* THE TASK *
Restate the full set of records exactly, without adding or dropping a word.

* Extracted data entries *
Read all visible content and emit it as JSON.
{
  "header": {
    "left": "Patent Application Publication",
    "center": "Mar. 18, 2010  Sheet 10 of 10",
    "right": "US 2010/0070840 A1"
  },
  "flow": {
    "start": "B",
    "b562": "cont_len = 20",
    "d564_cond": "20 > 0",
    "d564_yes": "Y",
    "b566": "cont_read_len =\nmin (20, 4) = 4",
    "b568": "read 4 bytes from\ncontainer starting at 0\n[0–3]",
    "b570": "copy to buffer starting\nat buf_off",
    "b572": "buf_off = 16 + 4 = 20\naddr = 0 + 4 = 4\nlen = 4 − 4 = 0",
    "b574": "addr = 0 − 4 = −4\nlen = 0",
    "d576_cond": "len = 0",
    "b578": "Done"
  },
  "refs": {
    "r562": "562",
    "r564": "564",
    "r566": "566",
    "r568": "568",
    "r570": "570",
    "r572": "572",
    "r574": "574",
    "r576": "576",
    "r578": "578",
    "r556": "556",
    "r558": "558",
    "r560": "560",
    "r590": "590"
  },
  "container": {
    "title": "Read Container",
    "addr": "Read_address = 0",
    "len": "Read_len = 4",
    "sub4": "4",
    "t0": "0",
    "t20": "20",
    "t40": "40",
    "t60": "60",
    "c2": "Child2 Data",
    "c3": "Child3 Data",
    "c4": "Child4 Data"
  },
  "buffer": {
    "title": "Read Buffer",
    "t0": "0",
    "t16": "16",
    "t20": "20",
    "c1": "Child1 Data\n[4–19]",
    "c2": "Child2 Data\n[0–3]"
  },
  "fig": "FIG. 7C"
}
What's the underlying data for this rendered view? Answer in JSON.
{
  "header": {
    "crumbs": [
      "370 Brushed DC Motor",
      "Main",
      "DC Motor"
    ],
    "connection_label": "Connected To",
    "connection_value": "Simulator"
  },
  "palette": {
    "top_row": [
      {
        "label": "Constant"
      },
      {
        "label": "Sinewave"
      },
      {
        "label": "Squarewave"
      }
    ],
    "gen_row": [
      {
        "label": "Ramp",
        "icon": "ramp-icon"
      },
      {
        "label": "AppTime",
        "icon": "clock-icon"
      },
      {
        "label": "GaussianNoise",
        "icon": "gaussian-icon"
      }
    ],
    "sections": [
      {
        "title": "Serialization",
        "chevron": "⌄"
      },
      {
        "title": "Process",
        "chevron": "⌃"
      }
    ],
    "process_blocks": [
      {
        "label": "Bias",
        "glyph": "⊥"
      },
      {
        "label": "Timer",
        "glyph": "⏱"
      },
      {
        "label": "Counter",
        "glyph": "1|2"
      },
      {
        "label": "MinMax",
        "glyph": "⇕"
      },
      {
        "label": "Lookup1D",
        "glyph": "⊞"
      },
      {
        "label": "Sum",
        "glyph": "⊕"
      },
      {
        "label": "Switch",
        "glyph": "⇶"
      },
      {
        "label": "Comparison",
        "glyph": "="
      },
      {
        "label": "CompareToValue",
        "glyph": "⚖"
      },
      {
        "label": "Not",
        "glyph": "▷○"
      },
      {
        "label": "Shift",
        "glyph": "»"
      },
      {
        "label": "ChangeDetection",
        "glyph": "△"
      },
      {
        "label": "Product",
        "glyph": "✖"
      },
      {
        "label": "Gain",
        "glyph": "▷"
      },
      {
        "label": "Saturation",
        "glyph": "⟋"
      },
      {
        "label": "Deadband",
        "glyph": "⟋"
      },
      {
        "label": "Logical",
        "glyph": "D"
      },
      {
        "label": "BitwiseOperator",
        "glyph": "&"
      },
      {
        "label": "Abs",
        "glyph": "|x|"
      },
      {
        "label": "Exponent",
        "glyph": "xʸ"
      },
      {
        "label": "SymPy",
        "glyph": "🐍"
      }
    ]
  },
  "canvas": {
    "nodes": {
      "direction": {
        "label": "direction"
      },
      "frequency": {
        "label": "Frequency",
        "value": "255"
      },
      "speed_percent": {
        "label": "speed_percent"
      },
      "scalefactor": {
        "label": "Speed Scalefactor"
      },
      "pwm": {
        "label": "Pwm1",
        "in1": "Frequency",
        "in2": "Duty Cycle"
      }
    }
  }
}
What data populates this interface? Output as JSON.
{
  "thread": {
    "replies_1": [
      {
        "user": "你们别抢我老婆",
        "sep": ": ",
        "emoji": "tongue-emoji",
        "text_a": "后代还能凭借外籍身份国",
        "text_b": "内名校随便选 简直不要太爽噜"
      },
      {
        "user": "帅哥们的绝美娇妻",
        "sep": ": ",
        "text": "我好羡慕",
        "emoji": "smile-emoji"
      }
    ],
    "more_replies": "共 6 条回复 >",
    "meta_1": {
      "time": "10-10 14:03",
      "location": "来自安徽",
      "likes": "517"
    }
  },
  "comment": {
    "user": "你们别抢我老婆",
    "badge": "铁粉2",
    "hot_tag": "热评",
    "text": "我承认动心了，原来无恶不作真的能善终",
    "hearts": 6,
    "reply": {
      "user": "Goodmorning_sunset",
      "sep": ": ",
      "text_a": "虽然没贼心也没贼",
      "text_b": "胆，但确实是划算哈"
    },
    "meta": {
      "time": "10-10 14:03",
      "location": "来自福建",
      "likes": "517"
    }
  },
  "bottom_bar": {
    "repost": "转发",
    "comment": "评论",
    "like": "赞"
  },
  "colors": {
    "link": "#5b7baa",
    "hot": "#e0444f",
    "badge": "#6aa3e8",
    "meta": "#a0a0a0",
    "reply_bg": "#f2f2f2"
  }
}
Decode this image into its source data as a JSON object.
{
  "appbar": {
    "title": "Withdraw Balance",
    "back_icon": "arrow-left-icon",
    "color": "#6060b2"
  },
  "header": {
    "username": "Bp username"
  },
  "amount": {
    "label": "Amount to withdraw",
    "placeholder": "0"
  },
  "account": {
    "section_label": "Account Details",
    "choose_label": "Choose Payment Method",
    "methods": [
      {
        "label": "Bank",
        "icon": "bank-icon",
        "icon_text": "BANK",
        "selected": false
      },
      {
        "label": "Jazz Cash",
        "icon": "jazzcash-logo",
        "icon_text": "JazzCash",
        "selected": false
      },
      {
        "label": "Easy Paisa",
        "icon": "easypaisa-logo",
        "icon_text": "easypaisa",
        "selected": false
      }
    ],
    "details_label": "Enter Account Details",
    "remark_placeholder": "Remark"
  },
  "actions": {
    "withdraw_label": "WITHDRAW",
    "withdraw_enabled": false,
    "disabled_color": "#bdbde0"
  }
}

* RESULT OF THE EXERCISE *
Read all visible content and emit it as JSON.
{
  "header": {
    "left": "Patent Application Publication",
    "center": "Mar. 18, 2010  Sheet 10 of 10",
    "right": "US 2010/0070840 A1"
  },
  "flow": {
    "start": "B",
    "b562": "cont_len = 20",
    "d564_cond": "20 > 0",
    "d564_yes": "Y",
    "b566": "cont_read_len =\nmin (20, 4) = 4",
    "b568": "read 4 bytes from\ncontainer starting at 0\n[0–3]",
    "b570": "copy to buffer starting\nat buf_off",
    "b572": "buf_off = 16 + 4 = 20\naddr = 0 + 4 = 4\nlen = 4 − 4 = 0",
    "b574": "addr = 0 − 4 = −4\nlen = 0",
    "d576_cond": "len = 0",
    "b578": "Done"
  },
  "refs": {
    "r562": "562",
    "r564": "564",
    "r566": "566",
    "r568": "568",
    "r570": "570",
    "r572": "572",
    "r574": "574",
    "r576": "576",
    "r578": "578",
    "r556": "556",
    "r558": "558",
    "r560": "560",
    "r590": "590"
  },
  "container": {
    "title": "Read Container",
    "addr": "Read_address = 0",
    "len": "Read_len = 4",
    "sub4": "4",
    "t0": "0",
    "t20": "20",
    "t40": "40",
    "t60": "60",
    "c2": "Child2 Data",
    "c3": "Child3 Data",
    "c4": "Child4 Data"
  },
  "buffer": {
    "title": "Read Buffer",
    "t0": "0",
    "t16": "16",
    "t20": "20",
    "c1": "Child1 Data\n[4–19]",
    "c2": "Child2 Data\n[0–3]"
  },
  "fig": "FIG. 7C"
}
What's the underlying data for this rendered view? Answer in JSON.
{
  "header": {
    "crumbs": [
      "370 Brushed DC Motor",
      "Main",
      "DC Motor"
    ],
    "connection_label": "Connected To",
    "connection_value": "Simulator"
  },
  "palette": {
    "top_row": [
      {
        "label": "Constant"
      },
      {
        "label": "Sinewave"
      },
      {
        "label": "Squarewave"
      }
    ],
    "gen_row": [
      {
        "label": "Ramp",
        "icon": "ramp-icon"
      },
      {
        "label": "AppTime",
        "icon": "clock-icon"
      },
      {
        "label": "GaussianNoise",
        "icon": "gaussian-icon"
      }
    ],
    "sections": [
      {
        "title": "Serialization",
        "chevron": "⌄"
      },
      {
        "title": "Process",
        "chevron": "⌃"
      }
    ],
    "process_blocks": [
      {
        "label": "Bias",
        "glyph": "⊥"
      },
      {
        "label": "Timer",
        "glyph": "⏱"
      },
      {
        "label": "Counter",
        "glyph": "1|2"
      },
      {
        "label": "MinMax",
        "glyph": "⇕"
      },
      {
        "label": "Lookup1D",
        "glyph": "⊞"
      },
      {
        "label": "Sum",
        "glyph": "⊕"
      },
      {
        "label": "Switch",
        "glyph": "⇶"
      },
      {
        "label": "Comparison",
        "glyph": "="
      },
      {
        "label": "CompareToValue",
        "glyph": "⚖"
      },
      {
        "label": "Not",
        "glyph": "▷○"
      },
      {
        "label": "Shift",
        "glyph": "»"
      },
      {
        "label": "ChangeDetection",
        "glyph": "△"
      },
      {
        "label": "Product",
        "glyph": "✖"
      },
      {
        "label": "Gain",
        "glyph": "▷"
      },
      {
        "label": "Saturation",
        "glyph": "⟋"
      },
      {
        "label": "Deadband",
        "glyph": "⟋"
      },
      {
        "label": "Logical",
        "glyph": "D"
      },
      {
        "label": "BitwiseOperator",
        "glyph": "&"
      },
      {
        "label": "Abs",
        "glyph": "|x|"
      },
      {
        "label": "Exponent",
        "glyph": "xʸ"
      },
      {
        "label": "SymPy",
        "glyph": "🐍"
      }
    ]
  },
  "canvas": {
    "nodes": {
      "direction": {
        "label": "direction"
      },
      "frequency": {
        "label": "Frequency",
        "value": "255"
      },
      "speed_percent": {
        "label": "speed_percent"
      },
      "scalefactor": {
        "label": "Speed Scalefactor"
      },
      "pwm": {
        "label": "Pwm1",
        "in1": "Frequency",
        "in2": "Duty Cycle"
      }
    }
  }
}
What data populates this interface? Output as JSON.
{
  "thread": {
    "replies_1": [
      {
        "user": "你们别抢我老婆",
        "sep": ": ",
        "emoji": "tongue-emoji",
        "text_a": "后代还能凭借外籍身份国",
        "text_b": "内名校随便选 简直不要太爽噜"
      },
      {
        "user": "帅哥们的绝美娇妻",
        "sep": ": ",
        "text": "我好羡慕",
        "emoji": "smile-emoji"
      }
    ],
    "more_replies": "共 6 条回复 >",
    "meta_1": {
      "time": "10-10 14:03",
      "location": "来自安徽",
      "likes": "517"
    }
  },
  "comment": {
    "user": "你们别抢我老婆",
    "badge": "铁粉2",
    "hot_tag": "热评",
    "text": "我承认动心了，原来无恶不作真的能善终",
    "hearts": 6,
    "reply": {
      "user": "Goodmorning_sunset",
      "sep": ": ",
      "text_a": "虽然没贼心也没贼",
      "text_b": "胆，但确实是划算哈"
    },
    "meta": {
      "time": "10-10 14:03",
      "location": "来自福建",
      "likes": "517"
    }
  },
  "bottom_bar": {
    "repost": "转发",
    "comment": "评论",
    "like": "赞"
  },
  "colors": {
    "link": "#5b7baa",
    "hot": "#e0444f",
    "badge": "#6aa3e8",
    "meta": "#a0a0a0",
    "reply_bg": "#f2f2f2"
  }
}
Decode this image into its source data as a JSON object.
{
  "appbar": {
    "title": "Withdraw Balance",
    "back_icon": "arrow-left-icon",
    "color": "#6060b2"
  },
  "header": {
    "username": "Bp username"
  },
  "amount": {
    "label": "Amount to withdraw",
    "placeholder": "0"
  },
  "account": {
    "section_label": "Account Details",
    "choose_label": "Choose Payment Method",
    "methods": [
      {
        "label": "Bank",
        "icon": "bank-icon",
        "icon_text": "BANK",
        "selected": false
      },
      {
        "label": "Jazz Cash",
        "icon": "jazzcash-logo",
        "icon_text": "JazzCash",
        "selected": false
      },
      {
        "label": "Easy Paisa",
        "icon": "easypaisa-logo",
        "icon_text": "easypaisa",
        "selected": false
      }
    ],
    "details_label": "Enter Account Details",
    "remark_placeholder": "Remark"
  },
  "actions": {
    "withdraw_label": "WITHDRAW",
    "withdraw_enabled": false,
    "disabled_color": "#bdbde0"
  }
}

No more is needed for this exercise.